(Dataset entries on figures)
──────
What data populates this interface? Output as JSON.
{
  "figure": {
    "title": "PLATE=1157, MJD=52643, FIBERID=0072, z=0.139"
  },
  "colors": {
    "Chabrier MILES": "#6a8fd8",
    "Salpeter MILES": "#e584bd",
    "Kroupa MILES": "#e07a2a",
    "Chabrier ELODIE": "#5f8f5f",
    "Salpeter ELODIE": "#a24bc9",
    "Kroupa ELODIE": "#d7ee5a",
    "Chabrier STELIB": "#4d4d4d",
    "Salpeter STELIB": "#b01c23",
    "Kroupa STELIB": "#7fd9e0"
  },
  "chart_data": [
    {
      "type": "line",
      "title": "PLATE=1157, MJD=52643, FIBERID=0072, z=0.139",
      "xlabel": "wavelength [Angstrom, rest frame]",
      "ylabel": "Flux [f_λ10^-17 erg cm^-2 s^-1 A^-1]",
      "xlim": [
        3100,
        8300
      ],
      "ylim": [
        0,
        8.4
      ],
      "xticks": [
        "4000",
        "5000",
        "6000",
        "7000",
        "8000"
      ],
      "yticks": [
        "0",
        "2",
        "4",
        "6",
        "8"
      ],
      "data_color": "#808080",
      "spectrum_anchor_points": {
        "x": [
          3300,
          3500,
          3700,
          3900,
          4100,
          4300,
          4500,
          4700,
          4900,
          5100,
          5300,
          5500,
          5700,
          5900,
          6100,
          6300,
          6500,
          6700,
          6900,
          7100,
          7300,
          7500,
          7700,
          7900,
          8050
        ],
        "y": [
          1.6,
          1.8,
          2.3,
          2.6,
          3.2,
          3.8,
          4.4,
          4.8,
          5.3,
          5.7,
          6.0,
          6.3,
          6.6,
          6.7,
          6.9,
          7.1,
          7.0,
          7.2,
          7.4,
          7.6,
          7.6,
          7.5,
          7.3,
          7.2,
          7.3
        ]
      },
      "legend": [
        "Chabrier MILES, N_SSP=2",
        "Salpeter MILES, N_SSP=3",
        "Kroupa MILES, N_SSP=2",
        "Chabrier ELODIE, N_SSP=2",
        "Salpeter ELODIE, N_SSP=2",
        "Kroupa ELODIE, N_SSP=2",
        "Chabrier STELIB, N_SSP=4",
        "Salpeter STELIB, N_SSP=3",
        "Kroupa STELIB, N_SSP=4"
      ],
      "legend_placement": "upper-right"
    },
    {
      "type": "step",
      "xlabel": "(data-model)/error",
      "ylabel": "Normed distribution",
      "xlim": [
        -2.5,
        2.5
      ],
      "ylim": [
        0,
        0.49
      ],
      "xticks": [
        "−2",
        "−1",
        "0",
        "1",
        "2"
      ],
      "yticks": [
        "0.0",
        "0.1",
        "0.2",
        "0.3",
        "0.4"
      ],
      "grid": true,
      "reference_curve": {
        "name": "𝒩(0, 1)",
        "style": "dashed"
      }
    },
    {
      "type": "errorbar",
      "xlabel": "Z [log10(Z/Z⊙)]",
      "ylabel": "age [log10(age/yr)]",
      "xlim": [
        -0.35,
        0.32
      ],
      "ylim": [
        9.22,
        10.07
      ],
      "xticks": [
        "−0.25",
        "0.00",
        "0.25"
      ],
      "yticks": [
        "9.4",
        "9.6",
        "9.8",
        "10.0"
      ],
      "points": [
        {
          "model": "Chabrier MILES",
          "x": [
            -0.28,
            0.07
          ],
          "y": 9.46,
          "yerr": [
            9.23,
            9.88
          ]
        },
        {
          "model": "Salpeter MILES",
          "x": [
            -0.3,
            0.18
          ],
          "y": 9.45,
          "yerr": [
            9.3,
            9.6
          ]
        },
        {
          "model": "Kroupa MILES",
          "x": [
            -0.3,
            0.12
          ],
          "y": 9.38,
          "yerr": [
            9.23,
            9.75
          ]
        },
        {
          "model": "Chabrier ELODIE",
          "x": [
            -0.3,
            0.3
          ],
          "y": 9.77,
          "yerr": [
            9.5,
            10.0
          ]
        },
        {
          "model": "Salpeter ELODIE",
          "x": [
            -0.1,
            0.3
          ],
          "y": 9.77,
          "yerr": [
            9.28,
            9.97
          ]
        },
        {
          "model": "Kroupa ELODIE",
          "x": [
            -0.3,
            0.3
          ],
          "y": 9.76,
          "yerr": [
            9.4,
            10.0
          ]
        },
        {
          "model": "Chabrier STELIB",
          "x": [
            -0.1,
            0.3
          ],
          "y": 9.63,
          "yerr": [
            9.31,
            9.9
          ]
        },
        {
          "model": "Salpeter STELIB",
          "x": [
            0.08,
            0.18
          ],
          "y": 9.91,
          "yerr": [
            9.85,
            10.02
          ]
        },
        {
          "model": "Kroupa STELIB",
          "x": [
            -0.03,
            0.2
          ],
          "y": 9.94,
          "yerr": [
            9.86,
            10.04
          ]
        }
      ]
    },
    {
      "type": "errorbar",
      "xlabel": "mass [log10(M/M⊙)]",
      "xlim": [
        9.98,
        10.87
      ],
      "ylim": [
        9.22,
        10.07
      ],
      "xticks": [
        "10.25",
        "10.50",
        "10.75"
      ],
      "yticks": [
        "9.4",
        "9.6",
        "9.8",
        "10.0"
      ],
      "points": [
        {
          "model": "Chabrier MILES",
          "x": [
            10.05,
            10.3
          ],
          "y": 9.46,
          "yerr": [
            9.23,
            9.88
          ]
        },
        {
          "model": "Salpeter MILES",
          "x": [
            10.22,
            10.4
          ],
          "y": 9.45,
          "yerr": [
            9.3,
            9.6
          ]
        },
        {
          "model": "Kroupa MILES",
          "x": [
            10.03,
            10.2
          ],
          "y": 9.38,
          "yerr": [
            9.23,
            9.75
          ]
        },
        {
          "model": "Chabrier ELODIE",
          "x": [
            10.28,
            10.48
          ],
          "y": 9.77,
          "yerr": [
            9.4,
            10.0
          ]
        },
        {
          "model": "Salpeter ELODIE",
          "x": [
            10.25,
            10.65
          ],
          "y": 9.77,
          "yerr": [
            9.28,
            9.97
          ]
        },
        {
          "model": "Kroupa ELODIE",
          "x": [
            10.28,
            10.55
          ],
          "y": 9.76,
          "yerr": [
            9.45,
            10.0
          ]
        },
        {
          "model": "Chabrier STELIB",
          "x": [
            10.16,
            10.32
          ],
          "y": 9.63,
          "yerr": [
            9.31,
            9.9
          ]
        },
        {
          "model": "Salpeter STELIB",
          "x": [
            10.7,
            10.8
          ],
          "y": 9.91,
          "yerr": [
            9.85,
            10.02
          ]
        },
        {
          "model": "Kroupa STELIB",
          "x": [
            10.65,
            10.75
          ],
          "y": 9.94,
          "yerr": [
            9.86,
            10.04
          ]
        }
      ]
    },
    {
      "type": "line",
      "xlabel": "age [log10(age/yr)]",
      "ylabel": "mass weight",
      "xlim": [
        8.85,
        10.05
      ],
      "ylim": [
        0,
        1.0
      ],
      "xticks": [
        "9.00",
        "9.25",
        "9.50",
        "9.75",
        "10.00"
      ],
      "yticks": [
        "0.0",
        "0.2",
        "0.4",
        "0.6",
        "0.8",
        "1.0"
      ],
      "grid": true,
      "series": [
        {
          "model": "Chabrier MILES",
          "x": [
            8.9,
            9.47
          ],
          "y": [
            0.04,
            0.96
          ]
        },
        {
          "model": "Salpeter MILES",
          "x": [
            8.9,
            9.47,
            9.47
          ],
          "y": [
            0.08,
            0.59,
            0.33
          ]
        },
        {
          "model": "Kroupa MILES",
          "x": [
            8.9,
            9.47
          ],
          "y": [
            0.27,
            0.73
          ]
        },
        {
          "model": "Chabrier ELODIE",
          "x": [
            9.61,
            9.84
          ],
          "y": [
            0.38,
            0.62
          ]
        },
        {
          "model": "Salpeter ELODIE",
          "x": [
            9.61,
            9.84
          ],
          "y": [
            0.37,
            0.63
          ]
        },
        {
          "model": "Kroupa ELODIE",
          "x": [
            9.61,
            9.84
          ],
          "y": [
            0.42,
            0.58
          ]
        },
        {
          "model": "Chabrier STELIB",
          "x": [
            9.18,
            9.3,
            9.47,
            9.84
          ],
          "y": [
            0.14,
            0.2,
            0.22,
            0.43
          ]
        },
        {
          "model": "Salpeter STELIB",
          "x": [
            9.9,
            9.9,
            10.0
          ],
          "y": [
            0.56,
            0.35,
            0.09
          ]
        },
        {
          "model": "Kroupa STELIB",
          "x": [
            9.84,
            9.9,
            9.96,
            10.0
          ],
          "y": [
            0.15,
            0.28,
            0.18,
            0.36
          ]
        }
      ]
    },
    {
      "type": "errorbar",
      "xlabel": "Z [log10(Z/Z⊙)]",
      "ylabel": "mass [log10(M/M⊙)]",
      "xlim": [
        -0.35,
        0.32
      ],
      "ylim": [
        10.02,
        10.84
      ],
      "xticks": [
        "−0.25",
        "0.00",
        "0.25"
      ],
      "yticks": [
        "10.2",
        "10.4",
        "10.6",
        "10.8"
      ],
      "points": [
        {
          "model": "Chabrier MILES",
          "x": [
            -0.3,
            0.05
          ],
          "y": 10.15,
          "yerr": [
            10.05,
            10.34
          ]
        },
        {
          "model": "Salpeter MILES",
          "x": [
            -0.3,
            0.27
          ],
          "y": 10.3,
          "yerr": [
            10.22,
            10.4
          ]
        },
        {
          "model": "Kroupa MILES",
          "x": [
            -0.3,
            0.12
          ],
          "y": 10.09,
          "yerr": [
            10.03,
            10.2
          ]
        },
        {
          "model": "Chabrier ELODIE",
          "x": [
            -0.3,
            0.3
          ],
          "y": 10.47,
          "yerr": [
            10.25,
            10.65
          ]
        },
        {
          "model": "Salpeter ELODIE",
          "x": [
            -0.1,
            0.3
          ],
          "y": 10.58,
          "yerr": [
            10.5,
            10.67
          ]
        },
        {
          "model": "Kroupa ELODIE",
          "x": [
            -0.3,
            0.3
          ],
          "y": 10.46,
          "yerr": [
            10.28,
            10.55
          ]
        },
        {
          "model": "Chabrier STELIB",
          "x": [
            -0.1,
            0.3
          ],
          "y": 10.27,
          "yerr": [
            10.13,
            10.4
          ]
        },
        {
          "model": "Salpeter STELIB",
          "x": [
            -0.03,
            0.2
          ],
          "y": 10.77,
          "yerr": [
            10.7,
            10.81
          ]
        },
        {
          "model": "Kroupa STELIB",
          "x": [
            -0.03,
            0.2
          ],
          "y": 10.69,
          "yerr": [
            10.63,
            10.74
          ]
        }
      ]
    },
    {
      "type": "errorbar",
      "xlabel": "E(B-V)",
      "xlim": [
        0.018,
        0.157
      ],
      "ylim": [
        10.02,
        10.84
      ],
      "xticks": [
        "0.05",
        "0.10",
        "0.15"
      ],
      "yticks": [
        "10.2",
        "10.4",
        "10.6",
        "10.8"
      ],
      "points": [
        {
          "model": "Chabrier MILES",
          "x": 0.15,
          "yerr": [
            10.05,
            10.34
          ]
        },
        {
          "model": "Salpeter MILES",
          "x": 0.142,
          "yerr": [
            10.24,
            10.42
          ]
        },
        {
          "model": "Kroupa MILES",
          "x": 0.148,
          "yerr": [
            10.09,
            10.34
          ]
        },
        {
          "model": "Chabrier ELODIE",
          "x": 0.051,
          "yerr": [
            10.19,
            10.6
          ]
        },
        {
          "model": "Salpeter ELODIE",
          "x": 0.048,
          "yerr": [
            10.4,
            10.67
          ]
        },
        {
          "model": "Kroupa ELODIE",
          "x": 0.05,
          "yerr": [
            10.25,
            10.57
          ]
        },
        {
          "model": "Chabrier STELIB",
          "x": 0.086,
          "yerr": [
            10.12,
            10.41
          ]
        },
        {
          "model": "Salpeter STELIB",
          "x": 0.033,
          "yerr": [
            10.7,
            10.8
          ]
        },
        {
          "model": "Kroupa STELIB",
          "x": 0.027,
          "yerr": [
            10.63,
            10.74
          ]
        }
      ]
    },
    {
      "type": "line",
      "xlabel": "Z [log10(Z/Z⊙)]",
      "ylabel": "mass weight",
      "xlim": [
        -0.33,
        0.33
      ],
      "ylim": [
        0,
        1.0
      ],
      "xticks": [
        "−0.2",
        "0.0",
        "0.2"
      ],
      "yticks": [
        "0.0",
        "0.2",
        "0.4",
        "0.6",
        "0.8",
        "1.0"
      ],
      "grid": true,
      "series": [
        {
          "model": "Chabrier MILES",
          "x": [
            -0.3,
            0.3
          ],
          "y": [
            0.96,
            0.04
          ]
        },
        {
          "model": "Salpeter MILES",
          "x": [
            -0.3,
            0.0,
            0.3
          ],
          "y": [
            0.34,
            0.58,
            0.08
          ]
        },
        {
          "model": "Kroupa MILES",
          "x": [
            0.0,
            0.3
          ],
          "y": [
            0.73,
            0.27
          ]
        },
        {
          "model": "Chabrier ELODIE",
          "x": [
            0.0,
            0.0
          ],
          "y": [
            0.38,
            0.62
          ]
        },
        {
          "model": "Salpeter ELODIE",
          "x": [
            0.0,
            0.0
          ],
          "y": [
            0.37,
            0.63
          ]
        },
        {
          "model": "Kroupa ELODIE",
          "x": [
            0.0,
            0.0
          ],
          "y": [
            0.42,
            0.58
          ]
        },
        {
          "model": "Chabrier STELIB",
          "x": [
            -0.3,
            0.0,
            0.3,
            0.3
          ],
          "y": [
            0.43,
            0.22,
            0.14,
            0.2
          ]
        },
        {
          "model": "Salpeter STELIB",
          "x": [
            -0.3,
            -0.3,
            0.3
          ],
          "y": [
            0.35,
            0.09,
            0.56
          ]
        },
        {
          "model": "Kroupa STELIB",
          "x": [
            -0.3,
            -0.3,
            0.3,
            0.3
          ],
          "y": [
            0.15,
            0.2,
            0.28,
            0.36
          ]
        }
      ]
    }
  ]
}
──────
**Goal:** From the listing, copy every line where the string "PLATE" appears.

**Complete response:**
    "title": "PLATE=1157, MJD=52643, FIBERID=0072, z=0.139"
      "title": "PLATE=1157, MJD=52643, FIBERID=0072, z=0.139",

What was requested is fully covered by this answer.